**PROVIDED RECORDS**
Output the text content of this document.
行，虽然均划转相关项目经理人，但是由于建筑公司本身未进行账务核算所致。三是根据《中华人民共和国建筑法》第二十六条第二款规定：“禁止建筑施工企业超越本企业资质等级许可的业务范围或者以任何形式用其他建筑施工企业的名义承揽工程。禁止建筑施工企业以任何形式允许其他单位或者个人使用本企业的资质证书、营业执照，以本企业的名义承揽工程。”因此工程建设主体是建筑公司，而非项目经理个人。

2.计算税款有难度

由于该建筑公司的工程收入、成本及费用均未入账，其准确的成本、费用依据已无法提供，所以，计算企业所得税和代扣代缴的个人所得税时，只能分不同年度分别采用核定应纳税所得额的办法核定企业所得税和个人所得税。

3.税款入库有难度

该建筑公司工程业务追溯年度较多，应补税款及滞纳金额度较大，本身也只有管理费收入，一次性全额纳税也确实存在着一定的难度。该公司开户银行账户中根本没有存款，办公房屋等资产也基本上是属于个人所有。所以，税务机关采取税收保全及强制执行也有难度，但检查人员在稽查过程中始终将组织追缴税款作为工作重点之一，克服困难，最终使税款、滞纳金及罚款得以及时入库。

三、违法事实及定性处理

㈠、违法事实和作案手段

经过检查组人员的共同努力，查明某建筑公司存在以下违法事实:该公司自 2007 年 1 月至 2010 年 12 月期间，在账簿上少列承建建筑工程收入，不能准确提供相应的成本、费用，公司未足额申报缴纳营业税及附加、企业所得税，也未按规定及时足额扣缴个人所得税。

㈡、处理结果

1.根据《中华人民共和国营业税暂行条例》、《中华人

**EXERCISE OBJECTIVE**
Write out every entry again, keeping each line exactly the same.

**EXERCISE OUTPUT**
Output the text content of this document.
行，虽然均划转相关项目经理人，但是由于建筑公司本身未进行账务核算所致。三是根据《中华人民共和国建筑法》第二十六条第二款规定：“禁止建筑施工企业超越本企业资质等级许可的业务范围或者以任何形式用其他建筑施工企业的名义承揽工程。禁止建筑施工企业以任何形式允许其他单位或者个人使用本企业的资质证书、营业执照，以本企业的名义承揽工程。”因此工程建设主体是建筑公司，而非项目经理个人。

2.计算税款有难度

由于该建筑公司的工程收入、成本及费用均未入账，其准确的成本、费用依据已无法提供，所以，计算企业所得税和代扣代缴的个人所得税时，只能分不同年度分别采用核定应纳税所得额的办法核定企业所得税和个人所得税。

3.税款入库有难度

该建筑公司工程业务追溯年度较多，应补税款及滞纳金额度较大，本身也只有管理费收入，一次性全额纳税也确实存在着一定的难度。该公司开户银行账户中根本没有存款，办公房屋等资产也基本上是属于个人所有。所以，税务机关采取税收保全及强制执行也有难度，但检查人员在稽查过程中始终将组织追缴税款作为工作重点之一，克服困难，最终使税款、滞纳金及罚款得以及时入库。

三、违法事实及定性处理

㈠、违法事实和作案手段

经过检查组人员的共同努力，查明某建筑公司存在以下违法事实:该公司自 2007 年 1 月至 2010 年 12 月期间，在账簿上少列承建建筑工程收入，不能准确提供相应的成本、费用，公司未足额申报缴纳营业税及附加、企业所得税，也未按规定及时足额扣缴个人所得税。

㈡、处理结果

1.根据《中华人民共和国营业税暂行条例》、《中华人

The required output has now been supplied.